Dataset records
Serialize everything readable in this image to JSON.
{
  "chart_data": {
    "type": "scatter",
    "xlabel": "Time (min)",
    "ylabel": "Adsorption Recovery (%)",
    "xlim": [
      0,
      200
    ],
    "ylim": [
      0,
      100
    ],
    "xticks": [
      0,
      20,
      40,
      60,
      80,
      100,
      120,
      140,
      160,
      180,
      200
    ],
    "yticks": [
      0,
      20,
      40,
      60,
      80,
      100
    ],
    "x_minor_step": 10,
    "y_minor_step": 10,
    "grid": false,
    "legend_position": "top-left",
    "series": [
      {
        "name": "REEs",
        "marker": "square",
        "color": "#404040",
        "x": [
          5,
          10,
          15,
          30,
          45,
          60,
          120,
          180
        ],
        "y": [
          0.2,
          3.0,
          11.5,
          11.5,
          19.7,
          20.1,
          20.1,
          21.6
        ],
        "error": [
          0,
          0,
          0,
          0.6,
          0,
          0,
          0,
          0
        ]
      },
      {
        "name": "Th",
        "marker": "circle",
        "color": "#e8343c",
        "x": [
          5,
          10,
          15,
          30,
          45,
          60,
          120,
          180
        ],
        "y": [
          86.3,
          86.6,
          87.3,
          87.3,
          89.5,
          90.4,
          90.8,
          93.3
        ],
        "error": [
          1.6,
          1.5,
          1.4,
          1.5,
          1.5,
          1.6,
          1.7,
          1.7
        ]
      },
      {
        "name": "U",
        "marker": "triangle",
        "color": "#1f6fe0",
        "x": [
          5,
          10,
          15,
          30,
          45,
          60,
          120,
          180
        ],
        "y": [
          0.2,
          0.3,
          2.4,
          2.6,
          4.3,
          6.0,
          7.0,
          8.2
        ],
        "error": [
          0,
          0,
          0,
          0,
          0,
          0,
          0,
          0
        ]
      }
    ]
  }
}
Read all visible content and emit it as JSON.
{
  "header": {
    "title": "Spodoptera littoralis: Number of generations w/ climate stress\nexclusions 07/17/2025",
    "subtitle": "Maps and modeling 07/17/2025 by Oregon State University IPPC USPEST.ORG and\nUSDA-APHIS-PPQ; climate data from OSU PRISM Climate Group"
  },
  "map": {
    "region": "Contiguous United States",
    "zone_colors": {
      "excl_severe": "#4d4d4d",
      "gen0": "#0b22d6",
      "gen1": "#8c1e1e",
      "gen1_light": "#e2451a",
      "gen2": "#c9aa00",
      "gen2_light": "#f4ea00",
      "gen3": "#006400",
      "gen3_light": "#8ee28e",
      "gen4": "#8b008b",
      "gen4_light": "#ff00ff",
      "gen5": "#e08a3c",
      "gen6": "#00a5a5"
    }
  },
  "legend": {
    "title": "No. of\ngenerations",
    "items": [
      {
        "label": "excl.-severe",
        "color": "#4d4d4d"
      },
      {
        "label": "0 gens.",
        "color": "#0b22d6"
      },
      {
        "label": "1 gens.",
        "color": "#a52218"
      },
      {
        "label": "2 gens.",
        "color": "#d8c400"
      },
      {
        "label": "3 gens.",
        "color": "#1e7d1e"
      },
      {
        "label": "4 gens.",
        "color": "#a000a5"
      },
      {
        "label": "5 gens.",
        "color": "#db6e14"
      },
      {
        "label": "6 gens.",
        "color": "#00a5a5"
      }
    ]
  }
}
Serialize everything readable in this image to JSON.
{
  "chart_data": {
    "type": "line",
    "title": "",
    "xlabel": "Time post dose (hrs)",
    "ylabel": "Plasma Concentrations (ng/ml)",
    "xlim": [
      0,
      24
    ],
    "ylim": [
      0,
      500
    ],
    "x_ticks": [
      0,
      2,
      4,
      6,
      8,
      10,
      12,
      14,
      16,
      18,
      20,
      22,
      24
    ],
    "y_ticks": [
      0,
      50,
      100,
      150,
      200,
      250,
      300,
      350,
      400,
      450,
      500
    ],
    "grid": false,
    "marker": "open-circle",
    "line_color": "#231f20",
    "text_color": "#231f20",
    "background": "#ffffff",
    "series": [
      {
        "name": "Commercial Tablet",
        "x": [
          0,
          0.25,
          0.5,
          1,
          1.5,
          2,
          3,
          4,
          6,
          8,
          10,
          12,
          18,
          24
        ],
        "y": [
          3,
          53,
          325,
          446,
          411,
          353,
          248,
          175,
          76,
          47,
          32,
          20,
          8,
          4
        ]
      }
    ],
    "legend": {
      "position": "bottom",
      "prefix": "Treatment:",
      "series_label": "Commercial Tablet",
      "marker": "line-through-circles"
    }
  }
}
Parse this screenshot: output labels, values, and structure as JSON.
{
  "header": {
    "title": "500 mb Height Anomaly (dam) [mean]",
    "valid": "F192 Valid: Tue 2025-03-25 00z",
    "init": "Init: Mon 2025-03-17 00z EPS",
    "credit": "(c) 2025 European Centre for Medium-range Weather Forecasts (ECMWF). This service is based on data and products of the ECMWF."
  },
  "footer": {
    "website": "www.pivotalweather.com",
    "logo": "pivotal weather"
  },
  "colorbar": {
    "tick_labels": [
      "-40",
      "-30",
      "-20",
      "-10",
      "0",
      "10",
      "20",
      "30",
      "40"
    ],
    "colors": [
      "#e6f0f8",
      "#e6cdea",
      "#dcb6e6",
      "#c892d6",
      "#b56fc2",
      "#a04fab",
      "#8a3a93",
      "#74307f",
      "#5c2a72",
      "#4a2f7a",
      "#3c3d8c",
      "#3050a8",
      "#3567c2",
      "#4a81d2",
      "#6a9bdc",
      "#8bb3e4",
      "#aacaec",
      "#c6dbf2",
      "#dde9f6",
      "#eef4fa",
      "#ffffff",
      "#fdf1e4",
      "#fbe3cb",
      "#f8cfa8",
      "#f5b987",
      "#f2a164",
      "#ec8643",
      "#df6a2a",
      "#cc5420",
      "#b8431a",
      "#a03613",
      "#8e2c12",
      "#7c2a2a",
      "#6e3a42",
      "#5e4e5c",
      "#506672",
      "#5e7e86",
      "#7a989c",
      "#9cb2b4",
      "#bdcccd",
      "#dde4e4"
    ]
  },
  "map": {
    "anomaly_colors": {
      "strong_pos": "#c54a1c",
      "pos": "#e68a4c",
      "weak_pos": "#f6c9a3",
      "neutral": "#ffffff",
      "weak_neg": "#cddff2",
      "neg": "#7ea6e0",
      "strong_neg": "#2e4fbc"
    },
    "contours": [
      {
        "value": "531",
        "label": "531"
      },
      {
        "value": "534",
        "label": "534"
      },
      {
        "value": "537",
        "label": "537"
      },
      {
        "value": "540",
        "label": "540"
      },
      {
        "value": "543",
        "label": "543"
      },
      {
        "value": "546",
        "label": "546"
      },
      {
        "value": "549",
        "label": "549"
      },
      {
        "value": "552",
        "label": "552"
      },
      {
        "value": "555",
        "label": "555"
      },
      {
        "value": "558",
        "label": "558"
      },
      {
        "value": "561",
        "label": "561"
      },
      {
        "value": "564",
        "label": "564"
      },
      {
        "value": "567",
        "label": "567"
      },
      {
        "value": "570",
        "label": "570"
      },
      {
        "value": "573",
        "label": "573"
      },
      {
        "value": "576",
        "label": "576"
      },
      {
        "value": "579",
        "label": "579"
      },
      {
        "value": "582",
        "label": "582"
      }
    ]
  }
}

**What the task asks**
Print every entry exactly as written.

**Output for this exercise**
Serialize everything readable in this image to JSON.
{
  "chart_data": {
    "type": "scatter",
    "xlabel": "Time (min)",
    "ylabel": "Adsorption Recovery (%)",
    "xlim": [
      0,
      200
    ],
    "ylim": [
      0,
      100
    ],
    "xticks": [
      0,
      20,
      40,
      60,
      80,
      100,
      120,
      140,
      160,
      180,
      200
    ],
    "yticks": [
      0,
      20,
      40,
      60,
      80,
      100
    ],
    "x_minor_step": 10,
    "y_minor_step": 10,
    "grid": false,
    "legend_position": "top-left",
    "series": [
      {
        "name": "REEs",
        "marker": "square",
        "color": "#404040",
        "x": [
          5,
          10,
          15,
          30,
          45,
          60,
          120,
          180
        ],
        "y": [
          0.2,
          3.0,
          11.5,
          11.5,
          19.7,
          20.1,
          20.1,
          21.6
        ],
        "error": [
          0,
          0,
          0,
          0.6,
          0,
          0,
          0,
          0
        ]
      },
      {
        "name": "Th",
        "marker": "circle",
        "color": "#e8343c",
        "x": [
          5,
          10,
          15,
          30,
          45,
          60,
          120,
          180
        ],
        "y": [
          86.3,
          86.6,
          87.3,
          87.3,
          89.5,
          90.4,
          90.8,
          93.3
        ],
        "error": [
          1.6,
          1.5,
          1.4,
          1.5,
          1.5,
          1.6,
          1.7,
          1.7
        ]
      },
      {
        "name": "U",
        "marker": "triangle",
        "color": "#1f6fe0",
        "x": [
          5,
          10,
          15,
          30,
          45,
          60,
          120,
          180
        ],
        "y": [
          0.2,
          0.3,
          2.4,
          2.6,
          4.3,
          6.0,
          7.0,
          8.2
        ],
        "error": [
          0,
          0,
          0,
          0,
          0,
          0,
          0,
          0
        ]
      }
    ]
  }
}
Read all visible content and emit it as JSON.
{
  "header": {
    "title": "Spodoptera littoralis: Number of generations w/ climate stress\nexclusions 07/17/2025",
    "subtitle": "Maps and modeling 07/17/2025 by Oregon State University IPPC USPEST.ORG and\nUSDA-APHIS-PPQ; climate data from OSU PRISM Climate Group"
  },
  "map": {
    "region": "Contiguous United States",
    "zone_colors": {
      "excl_severe": "#4d4d4d",
      "gen0": "#0b22d6",
      "gen1": "#8c1e1e",
      "gen1_light": "#e2451a",
      "gen2": "#c9aa00",
      "gen2_light": "#f4ea00",
      "gen3": "#006400",
      "gen3_light": "#8ee28e",
      "gen4": "#8b008b",
      "gen4_light": "#ff00ff",
      "gen5": "#e08a3c",
      "gen6": "#00a5a5"
    }
  },
  "legend": {
    "title": "No. of\ngenerations",
    "items": [
      {
        "label": "excl.-severe",
        "color": "#4d4d4d"
      },
      {
        "label": "0 gens.",
        "color": "#0b22d6"
      },
      {
        "label": "1 gens.",
        "color": "#a52218"
      },
      {
        "label": "2 gens.",
        "color": "#d8c400"
      },
      {
        "label": "3 gens.",
        "color": "#1e7d1e"
      },
      {
        "label": "4 gens.",
        "color": "#a000a5"
      },
      {
        "label": "5 gens.",
        "color": "#db6e14"
      },
      {
        "label": "6 gens.",
        "color": "#00a5a5"
      }
    ]
  }
}
Serialize everything readable in this image to JSON.
{
  "chart_data": {
    "type": "line",
    "title": "",
    "xlabel": "Time post dose (hrs)",
    "ylabel": "Plasma Concentrations (ng/ml)",
    "xlim": [
      0,
      24
    ],
    "ylim": [
      0,
      500
    ],
    "x_ticks": [
      0,
      2,
      4,
      6,
      8,
      10,
      12,
      14,
      16,
      18,
      20,
      22,
      24
    ],
    "y_ticks": [
      0,
      50,
      100,
      150,
      200,
      250,
      300,
      350,
      400,
      450,
      500
    ],
    "grid": false,
    "marker": "open-circle",
    "line_color": "#231f20",
    "text_color": "#231f20",
    "background": "#ffffff",
    "series": [
      {
        "name": "Commercial Tablet",
        "x": [
          0,
          0.25,
          0.5,
          1,
          1.5,
          2,
          3,
          4,
          6,
          8,
          10,
          12,
          18,
          24
        ],
        "y": [
          3,
          53,
          325,
          446,
          411,
          353,
          248,
          175,
          76,
          47,
          32,
          20,
          8,
          4
        ]
      }
    ],
    "legend": {
      "position": "bottom",
      "prefix": "Treatment:",
      "series_label": "Commercial Tablet",
      "marker": "line-through-circles"
    }
  }
}
Parse this screenshot: output labels, values, and structure as JSON.
{
  "header": {
    "title": "500 mb Height Anomaly (dam) [mean]",
    "valid": "F192 Valid: Tue 2025-03-25 00z",
    "init": "Init: Mon 2025-03-17 00z EPS",
    "credit": "(c) 2025 European Centre for Medium-range Weather Forecasts (ECMWF). This service is based on data and products of the ECMWF."
  },
  "footer": {
    "website": "www.pivotalweather.com",
    "logo": "pivotal weather"
  },
  "colorbar": {
    "tick_labels": [
      "-40",
      "-30",
      "-20",
      "-10",
      "0",
      "10",
      "20",
      "30",
      "40"
    ],
    "colors": [
      "#e6f0f8",
      "#e6cdea",
      "#dcb6e6",
      "#c892d6",
      "#b56fc2",
      "#a04fab",
      "#8a3a93",
      "#74307f",
      "#5c2a72",
      "#4a2f7a",
      "#3c3d8c",
      "#3050a8",
      "#3567c2",
      "#4a81d2",
      "#6a9bdc",
      "#8bb3e4",
      "#aacaec",
      "#c6dbf2",
      "#dde9f6",
      "#eef4fa",
      "#ffffff",
      "#fdf1e4",
      "#fbe3cb",
      "#f8cfa8",
      "#f5b987",
      "#f2a164",
      "#ec8643",
      "#df6a2a",
      "#cc5420",
      "#b8431a",
      "#a03613",
      "#8e2c12",
      "#7c2a2a",
      "#6e3a42",
      "#5e4e5c",
      "#506672",
      "#5e7e86",
      "#7a989c",
      "#9cb2b4",
      "#bdcccd",
      "#dde4e4"
    ]
  },
  "map": {
    "anomaly_colors": {
      "strong_pos": "#c54a1c",
      "pos": "#e68a4c",
      "weak_pos": "#f6c9a3",
      "neutral": "#ffffff",
      "weak_neg": "#cddff2",
      "neg": "#7ea6e0",
      "strong_neg": "#2e4fbc"
    },
    "contours": [
      {
        "value": "531",
        "label": "531"
      },
      {
        "value": "534",
        "label": "534"
      },
      {
        "value": "537",
        "label": "537"
      },
      {
        "value": "540",
        "label": "540"
      },
      {
        "value": "543",
        "label": "543"
      },
      {
        "value": "546",
        "label": "546"
      },
      {
        "value": "549",
        "label": "549"
      },
      {
        "value": "552",
        "label": "552"
      },
      {
        "value": "555",
        "label": "555"
      },
      {
        "value": "558",
        "label": "558"
      },
      {
        "value": "561",
        "label": "561"
      },
      {
        "value": "564",
        "label": "564"
      },
      {
        "value": "567",
        "label": "567"
      },
      {
        "value": "570",
        "label": "570"
      },
      {
        "value": "573",
        "label": "573"
      },
      {
        "value": "576",
        "label": "576"
      },
      {
        "value": "579",
        "label": "579"
      },
      {
        "value": "582",
        "label": "582"
      }
    ]
  }
}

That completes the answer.